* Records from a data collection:
------------------------------------------------
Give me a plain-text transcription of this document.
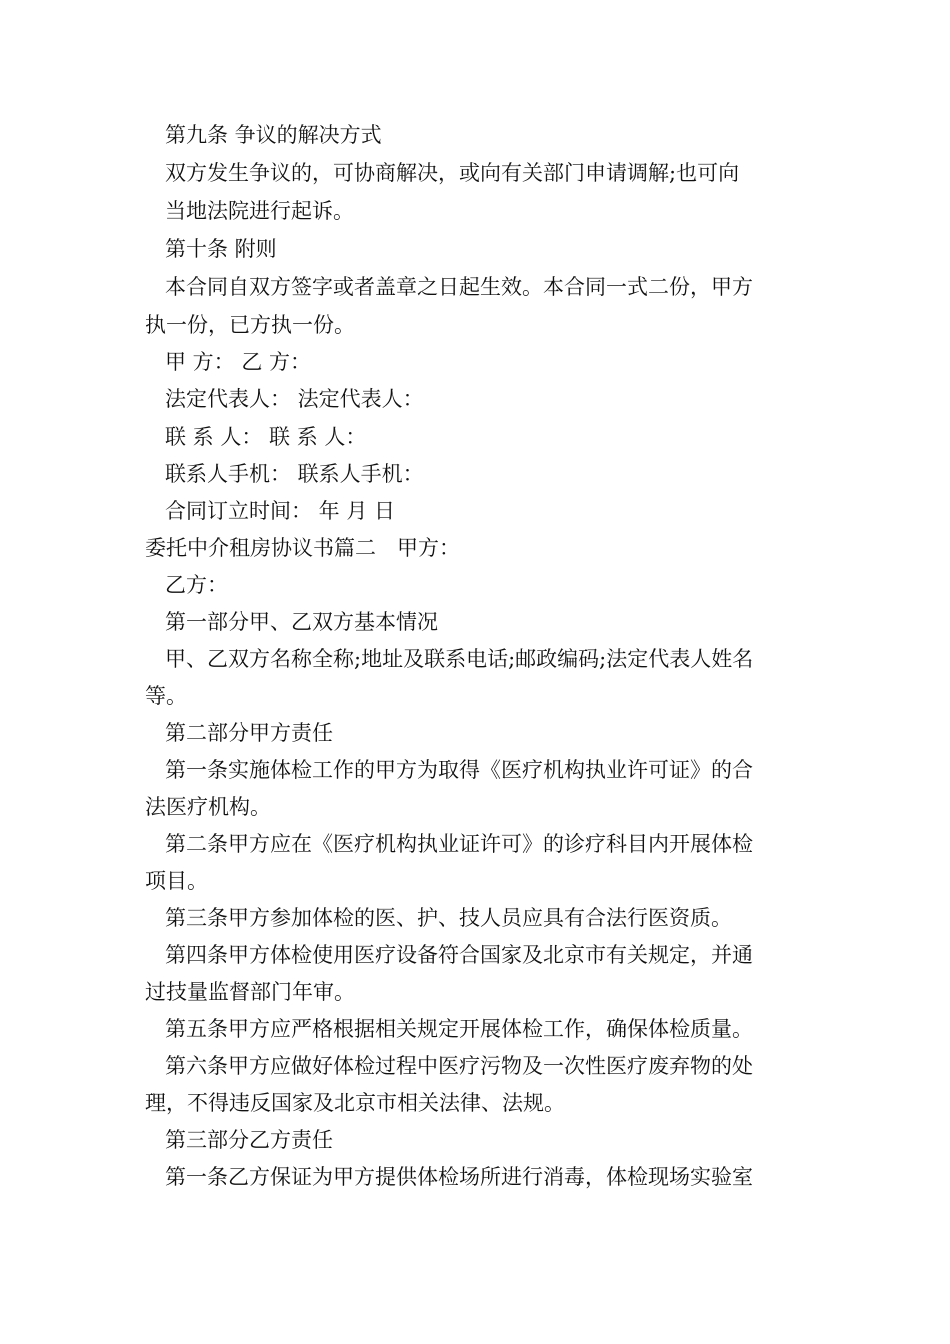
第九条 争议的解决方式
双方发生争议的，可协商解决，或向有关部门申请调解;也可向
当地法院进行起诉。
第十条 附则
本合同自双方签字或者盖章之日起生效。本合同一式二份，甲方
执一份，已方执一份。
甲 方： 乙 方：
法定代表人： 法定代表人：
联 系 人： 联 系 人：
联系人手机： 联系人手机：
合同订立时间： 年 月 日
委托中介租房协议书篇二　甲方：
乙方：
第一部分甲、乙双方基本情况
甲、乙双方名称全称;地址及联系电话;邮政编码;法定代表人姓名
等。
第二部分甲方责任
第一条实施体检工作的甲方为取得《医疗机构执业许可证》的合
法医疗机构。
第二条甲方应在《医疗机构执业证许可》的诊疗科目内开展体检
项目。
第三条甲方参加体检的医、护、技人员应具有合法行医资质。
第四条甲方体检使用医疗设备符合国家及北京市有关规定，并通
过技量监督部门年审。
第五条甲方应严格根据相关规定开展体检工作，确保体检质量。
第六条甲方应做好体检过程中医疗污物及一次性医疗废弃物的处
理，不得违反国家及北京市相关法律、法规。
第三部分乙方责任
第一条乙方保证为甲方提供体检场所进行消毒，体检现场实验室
------------------------------------------------
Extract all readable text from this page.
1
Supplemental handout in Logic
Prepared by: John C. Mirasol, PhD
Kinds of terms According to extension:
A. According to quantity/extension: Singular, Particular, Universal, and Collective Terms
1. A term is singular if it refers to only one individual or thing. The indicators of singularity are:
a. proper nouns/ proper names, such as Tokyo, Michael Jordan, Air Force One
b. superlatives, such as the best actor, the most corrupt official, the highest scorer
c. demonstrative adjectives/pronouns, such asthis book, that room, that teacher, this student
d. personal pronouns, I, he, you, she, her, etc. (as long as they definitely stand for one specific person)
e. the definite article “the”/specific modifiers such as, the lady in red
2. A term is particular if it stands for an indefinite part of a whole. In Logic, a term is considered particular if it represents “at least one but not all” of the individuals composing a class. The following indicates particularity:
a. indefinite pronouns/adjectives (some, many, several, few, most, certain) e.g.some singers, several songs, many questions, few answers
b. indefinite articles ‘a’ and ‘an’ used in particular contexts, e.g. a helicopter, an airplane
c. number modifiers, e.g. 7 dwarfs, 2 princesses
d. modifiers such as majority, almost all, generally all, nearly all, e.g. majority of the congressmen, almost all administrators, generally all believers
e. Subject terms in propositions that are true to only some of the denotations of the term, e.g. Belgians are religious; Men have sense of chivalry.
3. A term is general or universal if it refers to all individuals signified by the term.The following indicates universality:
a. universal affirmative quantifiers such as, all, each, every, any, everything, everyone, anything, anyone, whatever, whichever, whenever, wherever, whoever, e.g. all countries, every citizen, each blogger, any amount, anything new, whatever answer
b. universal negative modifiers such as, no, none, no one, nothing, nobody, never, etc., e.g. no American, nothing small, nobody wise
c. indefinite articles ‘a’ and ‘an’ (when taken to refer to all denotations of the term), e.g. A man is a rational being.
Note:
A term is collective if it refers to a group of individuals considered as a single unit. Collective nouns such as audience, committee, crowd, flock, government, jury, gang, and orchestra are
------------------------------------------------
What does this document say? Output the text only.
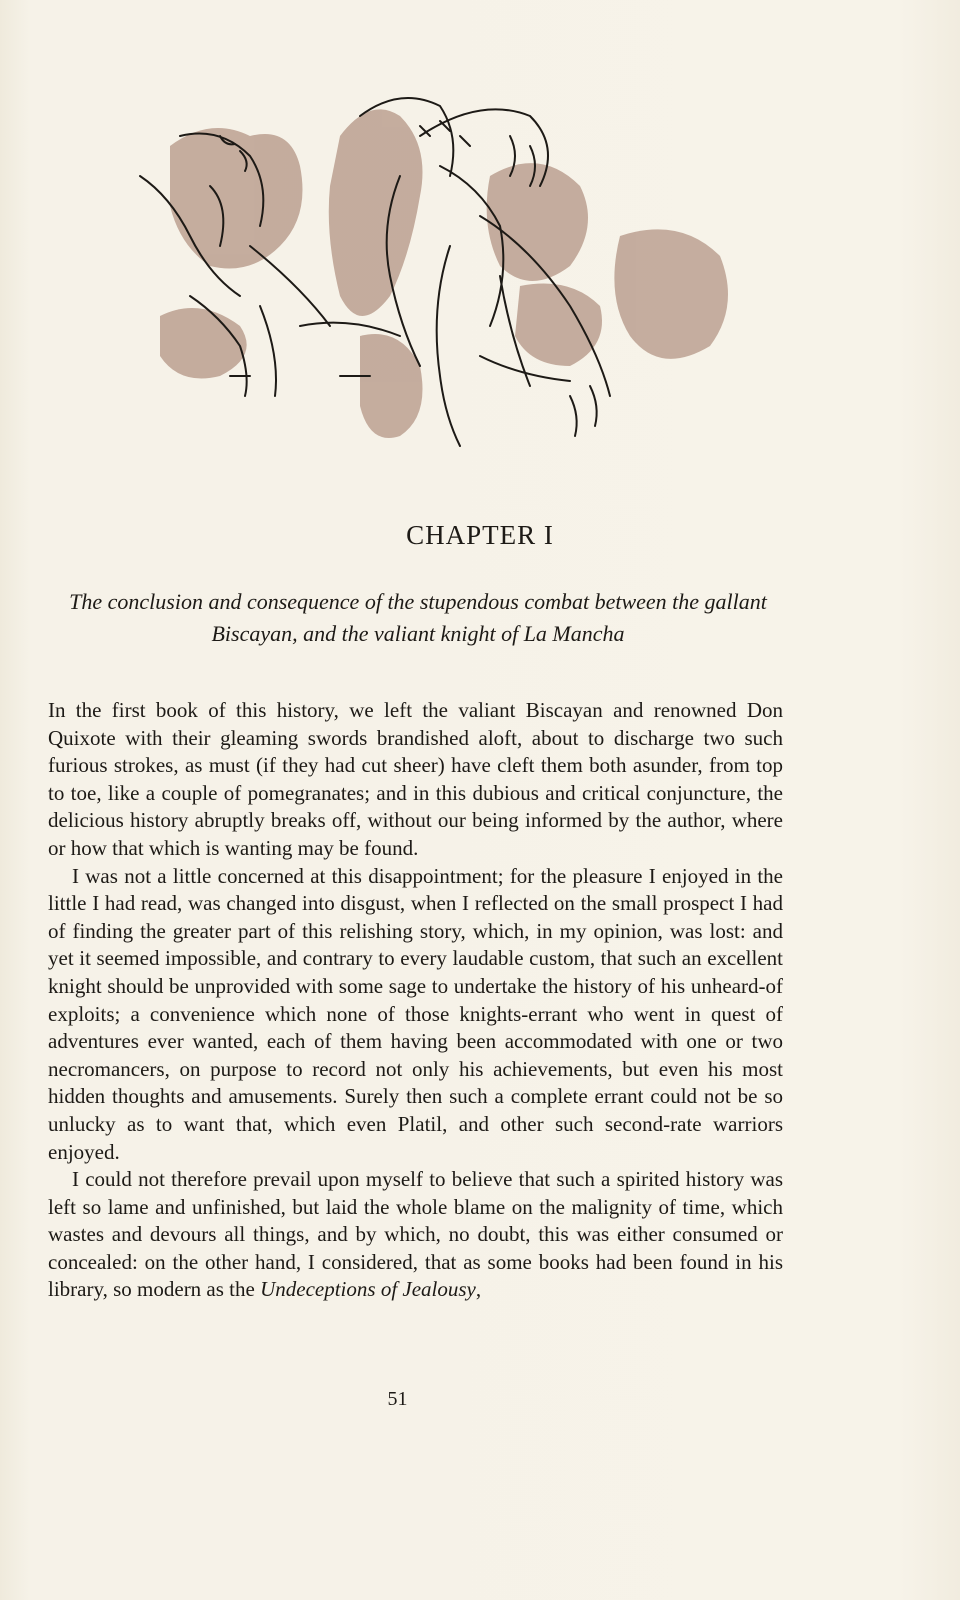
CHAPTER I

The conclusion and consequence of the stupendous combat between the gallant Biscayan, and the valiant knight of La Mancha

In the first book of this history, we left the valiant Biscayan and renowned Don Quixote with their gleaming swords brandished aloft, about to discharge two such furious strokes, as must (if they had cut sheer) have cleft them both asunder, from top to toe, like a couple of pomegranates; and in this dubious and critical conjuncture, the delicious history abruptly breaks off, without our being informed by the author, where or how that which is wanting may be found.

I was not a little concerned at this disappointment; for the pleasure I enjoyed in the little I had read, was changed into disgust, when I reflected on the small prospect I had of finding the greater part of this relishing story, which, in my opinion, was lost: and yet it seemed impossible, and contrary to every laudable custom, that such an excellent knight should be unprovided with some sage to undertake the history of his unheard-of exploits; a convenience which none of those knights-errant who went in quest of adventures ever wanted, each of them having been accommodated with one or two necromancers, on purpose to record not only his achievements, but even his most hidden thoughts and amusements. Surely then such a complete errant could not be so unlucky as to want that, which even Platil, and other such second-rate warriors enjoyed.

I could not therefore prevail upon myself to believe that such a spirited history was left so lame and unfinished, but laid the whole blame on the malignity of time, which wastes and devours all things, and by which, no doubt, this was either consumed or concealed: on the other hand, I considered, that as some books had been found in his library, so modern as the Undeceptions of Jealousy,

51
------------------------------------------------
* What this task involves: Copy out every line in the listing where the word "being" appears.

* The completed task:
c. indefinite articles ‘a’ and ‘an’ (when taken to refer to all denotations of the term), e.g. A man is a rational being.
In the first book of this history, we left the valiant Biscayan and renowned Don Quixote with their gleaming swords brandished aloft, about to discharge two such furious strokes, as must (if they had cut sheer) have cleft them both asunder, from top to toe, like a couple of pomegranates; and in this dubious and critical conjuncture, the delicious history abruptly breaks off, without our being informed by the author, where or how that which is wanting may be found.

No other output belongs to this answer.